Using the listing below, extract each line that has the word "представительный" in it.

— Start Data shown —

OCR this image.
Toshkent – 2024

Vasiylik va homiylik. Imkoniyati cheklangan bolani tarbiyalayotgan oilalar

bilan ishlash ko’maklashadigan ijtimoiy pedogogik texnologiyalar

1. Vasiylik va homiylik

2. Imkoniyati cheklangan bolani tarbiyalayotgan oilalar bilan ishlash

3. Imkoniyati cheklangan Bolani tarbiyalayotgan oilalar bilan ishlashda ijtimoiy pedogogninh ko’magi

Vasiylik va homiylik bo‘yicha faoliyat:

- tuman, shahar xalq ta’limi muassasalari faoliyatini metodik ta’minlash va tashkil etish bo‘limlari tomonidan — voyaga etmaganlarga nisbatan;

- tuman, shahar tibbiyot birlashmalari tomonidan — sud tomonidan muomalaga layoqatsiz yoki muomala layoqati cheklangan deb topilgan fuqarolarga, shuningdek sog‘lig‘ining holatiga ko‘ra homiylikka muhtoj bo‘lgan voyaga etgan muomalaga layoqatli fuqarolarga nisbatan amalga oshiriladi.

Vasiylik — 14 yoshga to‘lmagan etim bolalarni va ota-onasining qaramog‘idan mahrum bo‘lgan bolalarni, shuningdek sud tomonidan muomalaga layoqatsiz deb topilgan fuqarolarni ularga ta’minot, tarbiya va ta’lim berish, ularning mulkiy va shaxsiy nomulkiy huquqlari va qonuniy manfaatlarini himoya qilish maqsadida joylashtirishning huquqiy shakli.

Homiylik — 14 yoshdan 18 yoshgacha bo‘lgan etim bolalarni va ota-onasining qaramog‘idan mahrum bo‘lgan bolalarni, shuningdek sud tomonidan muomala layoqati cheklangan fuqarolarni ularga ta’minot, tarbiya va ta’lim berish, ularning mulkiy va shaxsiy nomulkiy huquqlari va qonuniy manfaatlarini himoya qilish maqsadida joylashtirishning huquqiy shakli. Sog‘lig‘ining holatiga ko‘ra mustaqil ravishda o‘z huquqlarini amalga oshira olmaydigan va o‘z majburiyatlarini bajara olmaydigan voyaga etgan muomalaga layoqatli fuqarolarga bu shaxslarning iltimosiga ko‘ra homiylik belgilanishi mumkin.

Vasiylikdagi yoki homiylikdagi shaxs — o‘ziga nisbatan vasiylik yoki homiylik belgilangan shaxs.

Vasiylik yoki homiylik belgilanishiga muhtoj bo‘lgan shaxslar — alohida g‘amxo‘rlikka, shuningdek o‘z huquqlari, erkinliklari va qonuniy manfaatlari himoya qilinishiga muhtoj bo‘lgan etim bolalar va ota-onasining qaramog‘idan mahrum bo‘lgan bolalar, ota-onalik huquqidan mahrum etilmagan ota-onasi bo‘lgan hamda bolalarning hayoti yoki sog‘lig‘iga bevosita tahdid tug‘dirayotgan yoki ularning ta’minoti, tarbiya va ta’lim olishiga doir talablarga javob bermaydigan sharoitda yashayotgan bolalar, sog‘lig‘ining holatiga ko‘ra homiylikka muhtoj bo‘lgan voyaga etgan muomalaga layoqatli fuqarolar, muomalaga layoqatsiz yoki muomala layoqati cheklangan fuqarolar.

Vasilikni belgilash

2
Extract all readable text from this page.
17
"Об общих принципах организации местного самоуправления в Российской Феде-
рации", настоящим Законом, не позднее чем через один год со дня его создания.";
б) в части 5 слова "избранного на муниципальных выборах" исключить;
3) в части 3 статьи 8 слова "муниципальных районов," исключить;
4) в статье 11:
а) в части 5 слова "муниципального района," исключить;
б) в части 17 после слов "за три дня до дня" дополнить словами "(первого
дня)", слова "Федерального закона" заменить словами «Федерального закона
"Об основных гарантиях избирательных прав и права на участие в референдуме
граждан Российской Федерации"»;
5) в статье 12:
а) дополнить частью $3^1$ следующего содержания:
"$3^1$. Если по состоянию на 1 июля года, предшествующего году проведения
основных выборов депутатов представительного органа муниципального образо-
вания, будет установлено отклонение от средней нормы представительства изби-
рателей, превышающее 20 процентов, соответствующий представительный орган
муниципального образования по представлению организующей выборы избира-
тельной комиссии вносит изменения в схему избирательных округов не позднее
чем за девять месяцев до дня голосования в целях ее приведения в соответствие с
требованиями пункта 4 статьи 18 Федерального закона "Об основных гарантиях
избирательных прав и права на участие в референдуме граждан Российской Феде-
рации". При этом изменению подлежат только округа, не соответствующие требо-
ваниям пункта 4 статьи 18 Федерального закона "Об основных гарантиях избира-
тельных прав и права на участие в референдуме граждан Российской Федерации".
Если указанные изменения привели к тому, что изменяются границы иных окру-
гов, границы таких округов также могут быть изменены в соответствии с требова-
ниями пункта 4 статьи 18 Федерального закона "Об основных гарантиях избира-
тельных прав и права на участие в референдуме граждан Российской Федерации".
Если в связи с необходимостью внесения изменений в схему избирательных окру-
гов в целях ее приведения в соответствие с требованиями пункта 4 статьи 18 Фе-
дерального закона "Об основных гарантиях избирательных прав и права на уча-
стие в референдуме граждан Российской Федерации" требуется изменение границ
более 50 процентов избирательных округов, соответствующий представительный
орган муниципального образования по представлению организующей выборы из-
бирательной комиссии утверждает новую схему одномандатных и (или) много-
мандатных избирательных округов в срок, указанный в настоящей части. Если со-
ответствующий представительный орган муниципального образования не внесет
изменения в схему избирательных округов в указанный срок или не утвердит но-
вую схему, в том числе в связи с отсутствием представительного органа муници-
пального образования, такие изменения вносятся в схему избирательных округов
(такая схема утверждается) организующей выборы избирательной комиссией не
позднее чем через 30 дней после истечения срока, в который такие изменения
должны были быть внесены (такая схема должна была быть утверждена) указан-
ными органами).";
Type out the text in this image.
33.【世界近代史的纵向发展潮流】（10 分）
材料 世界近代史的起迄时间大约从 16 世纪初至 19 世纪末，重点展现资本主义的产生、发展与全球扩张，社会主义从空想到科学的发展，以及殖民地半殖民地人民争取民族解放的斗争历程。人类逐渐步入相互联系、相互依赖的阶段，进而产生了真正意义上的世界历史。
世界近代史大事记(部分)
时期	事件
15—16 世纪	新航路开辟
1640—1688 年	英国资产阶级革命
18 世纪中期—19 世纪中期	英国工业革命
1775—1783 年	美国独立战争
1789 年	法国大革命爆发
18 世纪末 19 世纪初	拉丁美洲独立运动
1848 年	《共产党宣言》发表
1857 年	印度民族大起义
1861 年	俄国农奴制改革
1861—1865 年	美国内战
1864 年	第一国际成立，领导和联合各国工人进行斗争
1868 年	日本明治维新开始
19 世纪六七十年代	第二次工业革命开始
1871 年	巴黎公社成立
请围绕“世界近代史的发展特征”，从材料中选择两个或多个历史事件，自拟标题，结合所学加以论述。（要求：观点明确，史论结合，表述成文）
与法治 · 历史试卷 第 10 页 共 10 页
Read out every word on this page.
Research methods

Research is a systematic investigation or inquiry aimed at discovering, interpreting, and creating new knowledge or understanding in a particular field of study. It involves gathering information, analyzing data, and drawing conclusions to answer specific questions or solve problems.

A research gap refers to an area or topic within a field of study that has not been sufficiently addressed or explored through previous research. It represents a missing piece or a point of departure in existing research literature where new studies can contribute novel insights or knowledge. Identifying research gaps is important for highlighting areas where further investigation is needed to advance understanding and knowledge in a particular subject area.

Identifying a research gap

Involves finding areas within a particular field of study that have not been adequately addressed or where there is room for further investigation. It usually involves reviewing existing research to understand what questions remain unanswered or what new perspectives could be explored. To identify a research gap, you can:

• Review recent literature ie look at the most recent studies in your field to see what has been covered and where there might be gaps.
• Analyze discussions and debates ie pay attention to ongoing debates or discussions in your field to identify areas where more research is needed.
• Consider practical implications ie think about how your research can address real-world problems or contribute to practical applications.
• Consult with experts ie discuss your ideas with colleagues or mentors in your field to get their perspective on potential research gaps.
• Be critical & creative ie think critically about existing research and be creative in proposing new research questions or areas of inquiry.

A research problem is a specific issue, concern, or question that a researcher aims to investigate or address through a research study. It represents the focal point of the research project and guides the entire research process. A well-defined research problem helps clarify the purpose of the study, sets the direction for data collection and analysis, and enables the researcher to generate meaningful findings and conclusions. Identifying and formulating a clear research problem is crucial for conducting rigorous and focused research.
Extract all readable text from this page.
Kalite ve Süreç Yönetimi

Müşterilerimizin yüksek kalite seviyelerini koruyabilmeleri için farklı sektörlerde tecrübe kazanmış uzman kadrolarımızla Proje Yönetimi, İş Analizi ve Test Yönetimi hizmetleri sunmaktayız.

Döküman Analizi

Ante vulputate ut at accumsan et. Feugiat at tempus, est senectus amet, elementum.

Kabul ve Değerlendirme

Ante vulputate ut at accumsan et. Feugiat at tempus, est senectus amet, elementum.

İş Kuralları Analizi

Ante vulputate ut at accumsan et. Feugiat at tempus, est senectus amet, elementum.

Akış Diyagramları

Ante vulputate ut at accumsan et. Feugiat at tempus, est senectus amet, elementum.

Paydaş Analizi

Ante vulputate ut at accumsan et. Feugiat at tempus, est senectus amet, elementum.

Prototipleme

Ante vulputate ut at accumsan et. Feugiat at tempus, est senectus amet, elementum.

— End Data shown —

Exercise response
рателей, превышающее 20 процентов, соответствующий представительный орган
более 50 процентов избирательных округов, соответствующий представительный
ответствующий представительный орган муниципального образования не внесет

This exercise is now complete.